__TEXT SEGMENT__.
START

# *~*Wedding Dresses*~*



## BrEeZeY

haven't seen any threads like this so sorry if i skimmed over it :blush:

add pics or a picture of your wedding dress :) 




this is my dress, not on me i dont have any pics of it on me yet

https://www.davidsbridal.com/Produc...ce-Bust-V9458_Bridal-Gowns-Features-All-Gowns

its from davids bridal <3


----------



## chelseaharvey

That is lovely

I have yet to buy my dress, my weddingis in 2 years, I think though i have found it already, its by Dizzie lizzie


----------



## aly888

that is a gorgeous dress :thumbup: not that dis-similar to a maggie sottero dress i've had my eye on :blush:


----------



## BrEeZeY

i love every dress by maggie sottero! lol i have two haha they are prom dresses but i still have them probably always will! lol


----------



## polo_princess

Thats gorgeous, and mega cheap too!!

I have a Maggie Sottero Monte Carlo Marie, this one, just white :)

END

__GIVEN PROBLEM 1__.
In the listing, swap "team-member-name" for "staff-name" in the lines from the one holding "guide-line [115,0,116,100]" through the one holding "dimension-label: 855px [816,15,851,29]", inclusive, and return only those lines with nothing else changed.
__GIVEN PROBLEM 2__.
Carry on the wedding dress thread from its last post.
The wedding dress thread has no connection to the listing that comes after it.

__STORED DATA__.

START

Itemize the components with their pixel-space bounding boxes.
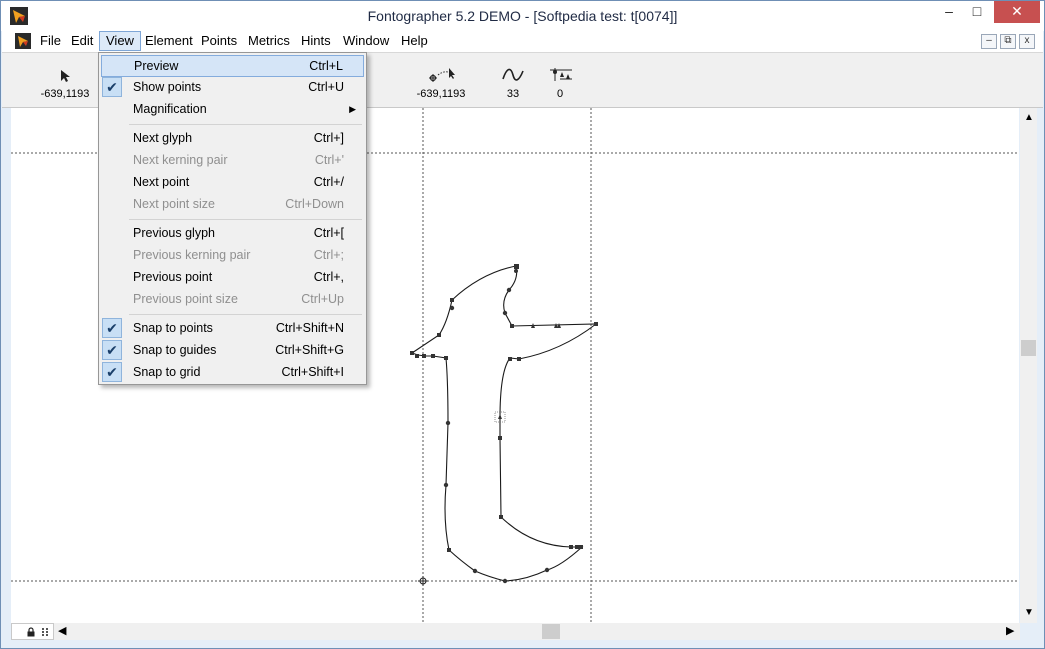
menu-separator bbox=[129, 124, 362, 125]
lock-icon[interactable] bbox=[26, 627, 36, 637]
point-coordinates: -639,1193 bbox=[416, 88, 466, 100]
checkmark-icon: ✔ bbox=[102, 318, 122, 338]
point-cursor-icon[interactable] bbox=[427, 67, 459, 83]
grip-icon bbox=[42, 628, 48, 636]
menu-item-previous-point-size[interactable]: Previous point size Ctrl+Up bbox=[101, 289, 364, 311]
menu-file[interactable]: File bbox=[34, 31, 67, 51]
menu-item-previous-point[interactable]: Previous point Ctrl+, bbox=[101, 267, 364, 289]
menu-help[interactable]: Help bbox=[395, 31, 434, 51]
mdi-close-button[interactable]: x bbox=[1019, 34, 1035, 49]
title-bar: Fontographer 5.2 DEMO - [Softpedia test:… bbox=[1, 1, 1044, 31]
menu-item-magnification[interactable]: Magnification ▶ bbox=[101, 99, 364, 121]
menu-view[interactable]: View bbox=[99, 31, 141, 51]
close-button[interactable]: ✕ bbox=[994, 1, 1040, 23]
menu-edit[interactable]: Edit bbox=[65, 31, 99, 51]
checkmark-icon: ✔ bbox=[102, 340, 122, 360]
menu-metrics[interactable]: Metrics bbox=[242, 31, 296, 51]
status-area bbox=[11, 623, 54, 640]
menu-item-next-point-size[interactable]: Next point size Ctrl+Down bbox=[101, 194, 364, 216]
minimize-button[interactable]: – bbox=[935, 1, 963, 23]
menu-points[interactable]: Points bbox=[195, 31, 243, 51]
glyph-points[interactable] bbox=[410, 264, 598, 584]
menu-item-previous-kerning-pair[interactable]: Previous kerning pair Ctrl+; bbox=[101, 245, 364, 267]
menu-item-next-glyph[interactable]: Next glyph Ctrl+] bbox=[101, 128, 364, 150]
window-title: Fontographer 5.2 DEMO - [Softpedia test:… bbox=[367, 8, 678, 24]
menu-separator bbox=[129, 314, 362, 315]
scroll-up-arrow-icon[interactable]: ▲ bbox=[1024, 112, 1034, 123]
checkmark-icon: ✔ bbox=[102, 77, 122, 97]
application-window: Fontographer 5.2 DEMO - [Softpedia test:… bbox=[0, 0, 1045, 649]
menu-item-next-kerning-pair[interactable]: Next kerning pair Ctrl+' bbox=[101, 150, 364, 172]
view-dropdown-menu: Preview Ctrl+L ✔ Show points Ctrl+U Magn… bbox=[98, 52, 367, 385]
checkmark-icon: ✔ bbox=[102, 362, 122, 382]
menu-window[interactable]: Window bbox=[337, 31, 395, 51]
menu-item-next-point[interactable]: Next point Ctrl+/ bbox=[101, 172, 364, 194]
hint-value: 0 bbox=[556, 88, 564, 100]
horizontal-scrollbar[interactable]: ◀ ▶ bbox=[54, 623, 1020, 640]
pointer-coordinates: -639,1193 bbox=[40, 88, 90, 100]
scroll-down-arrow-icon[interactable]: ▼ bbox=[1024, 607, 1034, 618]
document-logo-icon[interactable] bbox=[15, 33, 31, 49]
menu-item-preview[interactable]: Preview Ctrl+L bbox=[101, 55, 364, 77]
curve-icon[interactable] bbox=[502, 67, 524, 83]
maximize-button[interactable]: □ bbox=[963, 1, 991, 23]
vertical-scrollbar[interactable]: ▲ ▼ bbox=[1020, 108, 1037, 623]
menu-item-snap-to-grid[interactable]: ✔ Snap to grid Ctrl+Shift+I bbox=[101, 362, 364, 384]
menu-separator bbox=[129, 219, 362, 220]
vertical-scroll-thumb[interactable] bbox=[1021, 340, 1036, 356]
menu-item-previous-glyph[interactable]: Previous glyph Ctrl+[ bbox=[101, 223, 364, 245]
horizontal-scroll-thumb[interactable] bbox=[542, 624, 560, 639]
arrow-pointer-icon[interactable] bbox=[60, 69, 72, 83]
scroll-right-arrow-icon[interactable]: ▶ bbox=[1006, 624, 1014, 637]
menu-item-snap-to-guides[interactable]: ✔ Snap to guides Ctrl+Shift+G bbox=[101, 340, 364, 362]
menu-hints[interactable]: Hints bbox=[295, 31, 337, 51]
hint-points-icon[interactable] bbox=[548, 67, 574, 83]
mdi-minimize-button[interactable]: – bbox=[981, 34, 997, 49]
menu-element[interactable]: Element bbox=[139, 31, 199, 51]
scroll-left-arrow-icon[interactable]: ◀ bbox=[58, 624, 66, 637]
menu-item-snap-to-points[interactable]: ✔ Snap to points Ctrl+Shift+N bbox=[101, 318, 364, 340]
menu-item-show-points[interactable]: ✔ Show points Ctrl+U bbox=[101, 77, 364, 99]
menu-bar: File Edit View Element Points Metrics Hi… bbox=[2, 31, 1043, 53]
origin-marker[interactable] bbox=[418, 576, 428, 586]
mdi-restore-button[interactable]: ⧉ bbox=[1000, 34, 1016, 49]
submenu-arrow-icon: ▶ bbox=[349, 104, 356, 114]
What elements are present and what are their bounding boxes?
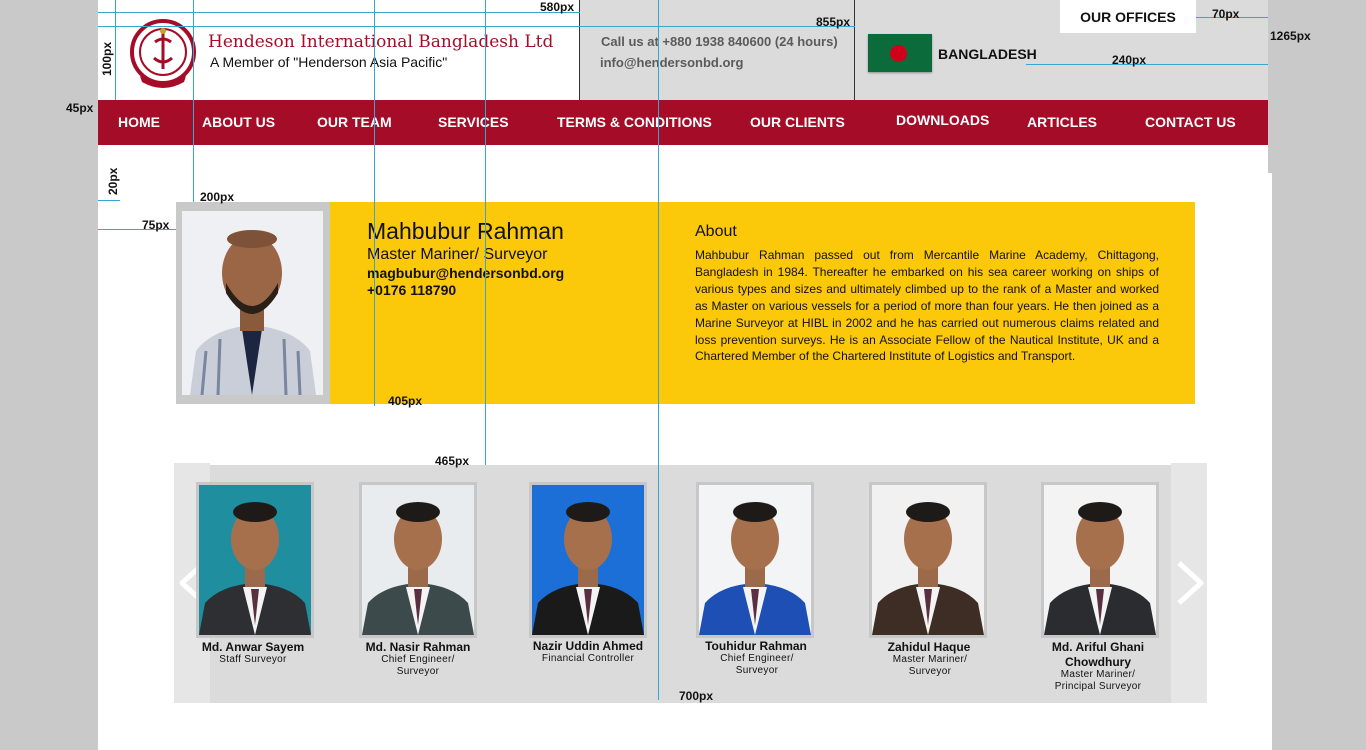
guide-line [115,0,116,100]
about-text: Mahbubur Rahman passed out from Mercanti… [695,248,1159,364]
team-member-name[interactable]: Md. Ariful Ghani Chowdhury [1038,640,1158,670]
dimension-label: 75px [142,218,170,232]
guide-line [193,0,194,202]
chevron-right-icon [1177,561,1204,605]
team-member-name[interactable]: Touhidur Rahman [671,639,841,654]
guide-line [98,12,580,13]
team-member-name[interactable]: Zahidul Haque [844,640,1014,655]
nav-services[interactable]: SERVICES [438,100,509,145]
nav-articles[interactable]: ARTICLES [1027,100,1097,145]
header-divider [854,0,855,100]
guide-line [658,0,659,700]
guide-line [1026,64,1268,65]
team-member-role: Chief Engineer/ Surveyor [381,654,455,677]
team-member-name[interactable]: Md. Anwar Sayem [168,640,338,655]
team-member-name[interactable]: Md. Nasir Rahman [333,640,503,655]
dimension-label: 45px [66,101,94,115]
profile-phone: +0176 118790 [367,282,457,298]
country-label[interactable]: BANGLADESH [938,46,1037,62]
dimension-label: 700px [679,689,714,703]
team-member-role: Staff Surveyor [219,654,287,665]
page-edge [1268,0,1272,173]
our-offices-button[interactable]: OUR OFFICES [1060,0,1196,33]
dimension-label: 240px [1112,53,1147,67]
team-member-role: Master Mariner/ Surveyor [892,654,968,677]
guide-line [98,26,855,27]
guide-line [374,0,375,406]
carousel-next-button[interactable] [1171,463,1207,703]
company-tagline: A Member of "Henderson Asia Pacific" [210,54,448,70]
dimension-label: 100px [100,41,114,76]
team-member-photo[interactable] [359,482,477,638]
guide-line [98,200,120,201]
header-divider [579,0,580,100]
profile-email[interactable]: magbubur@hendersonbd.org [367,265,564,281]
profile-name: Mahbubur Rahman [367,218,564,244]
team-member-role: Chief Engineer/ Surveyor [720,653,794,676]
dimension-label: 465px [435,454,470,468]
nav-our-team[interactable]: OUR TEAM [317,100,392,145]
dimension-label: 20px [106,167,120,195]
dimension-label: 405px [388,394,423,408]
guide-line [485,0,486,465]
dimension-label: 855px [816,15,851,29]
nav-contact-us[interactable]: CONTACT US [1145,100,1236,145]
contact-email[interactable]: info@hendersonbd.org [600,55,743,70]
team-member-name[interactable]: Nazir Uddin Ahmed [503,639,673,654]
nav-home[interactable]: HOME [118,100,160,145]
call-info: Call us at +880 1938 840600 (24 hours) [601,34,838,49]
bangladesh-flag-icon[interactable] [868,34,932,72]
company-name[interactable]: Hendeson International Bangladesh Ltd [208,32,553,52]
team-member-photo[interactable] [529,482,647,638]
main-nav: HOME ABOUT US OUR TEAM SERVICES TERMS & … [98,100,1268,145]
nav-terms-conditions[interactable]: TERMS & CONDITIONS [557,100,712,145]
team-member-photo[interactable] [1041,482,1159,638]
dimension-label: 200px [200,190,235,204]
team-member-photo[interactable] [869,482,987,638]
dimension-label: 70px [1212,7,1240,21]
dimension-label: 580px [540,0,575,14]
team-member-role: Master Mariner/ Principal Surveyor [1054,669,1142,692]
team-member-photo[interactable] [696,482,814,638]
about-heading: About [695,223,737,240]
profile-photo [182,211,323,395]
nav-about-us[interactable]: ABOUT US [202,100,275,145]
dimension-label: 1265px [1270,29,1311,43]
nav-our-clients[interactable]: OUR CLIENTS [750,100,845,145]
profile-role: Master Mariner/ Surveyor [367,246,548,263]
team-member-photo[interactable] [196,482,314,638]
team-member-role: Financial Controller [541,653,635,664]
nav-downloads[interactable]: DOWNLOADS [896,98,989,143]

END

__RIGHT ANSWER 1__.
guide-line [115,0,116,100]
about-text: Mahbubur Rahman passed out from Mercanti… [695,248,1159,364]
staff-name[interactable]: Md. Ariful Ghani Chowdhury [1038,640,1158,670]
dimension-label: 75px [142,218,170,232]
guide-line [193,0,194,202]
chevron-right-icon [1177,561,1204,605]
staff-name[interactable]: Touhidur Rahman [671,639,841,654]
guide-line [98,12,580,13]
staff-name[interactable]: Zahidul Haque [844,640,1014,655]
nav-services[interactable]: SERVICES [438,100,509,145]
nav-articles[interactable]: ARTICLES [1027,100,1097,145]
header-divider [854,0,855,100]
guide-line [658,0,659,700]
guide-line [1026,64,1268,65]
team-member-role: Chief Engineer/ Surveyor [381,654,455,677]
staff-name[interactable]: Md. Anwar Sayem [168,640,338,655]
staff-name[interactable]: Md. Nasir Rahman [333,640,503,655]
dimension-label: 45px [66,101,94,115]
profile-phone: +0176 118790 [367,282,457,298]
country-label[interactable]: BANGLADESH [938,46,1037,62]
dimension-label: 700px [679,689,714,703]
team-member-role: Staff Surveyor [219,654,287,665]
page-edge [1268,0,1272,173]
our-offices-button[interactable]: OUR OFFICES [1060,0,1196,33]
dimension-label: 240px [1112,53,1147,67]
team-member-role: Master Mariner/ Surveyor [892,654,968,677]
guide-line [98,26,855,27]
guide-line [374,0,375,406]
carousel-next-button[interactable] [1171,463,1207,703]
company-tagline: A Member of "Henderson Asia Pacific" [210,54,448,70]
dimension-label: 100px [100,41,114,76]
team-member-photo[interactable] [359,482,477,638]
guide-line [98,200,120,201]
header-divider [579,0,580,100]
profile-email[interactable]: magbubur@hendersonbd.org [367,265,564,281]
profile-name: Mahbubur Rahman [367,218,564,244]
team-member-role: Chief Engineer/ Surveyor [720,653,794,676]
dimension-label: 465px [435,454,470,468]
nav-our-team[interactable]: OUR TEAM [317,100,392,145]
dimension-label: 20px [106,167,120,195]
dimension-label: 405px [388,394,423,408]
guide-line [485,0,486,465]
dimension-label: 855px [816,15,851,29]

__RIGHT ANSWER 2__.
https://img.photobucket.com/albums/v666/2s2xy4u/256759.jpg


----------



## BrEeZeY

thanks, haha although i don't know bout cheap tho haha the accessories are twice as much as the dress! 

your dress is beautiful!


----------



## tmr1234

not got it yet but getting it soon
 



Attached Files:







!Bt6I7vQBmk~$(KGrHqEH-CUEvfzeVFD0BL-CU6Sjbw~~_35.jpg
File size: 11.7 KB
Views: 12


----------



## honeybee2

:happydance:

Its by Hilary Morgan. A British designer. :happydance:

Its so vintage I love it. Its beautiful with its high fishtail skirt of tulle & lace wooohooooo :thumbup:
 



Attached Files:







The Dress- close up.jpg
File size: 143.3 KB
Views: 12









The Dress- back & front.jpg
File size: 18.5 KB
Views: 13


----------



## aly888

That is stunning!! I've been looking at vintage and vintage style dresses, but they all seem so expensive :(

off to google your designer now :thumbup:


----------



## honeybee2

OOOH HANG ON my designer doesnt really advertise her best dresses on the website!!!!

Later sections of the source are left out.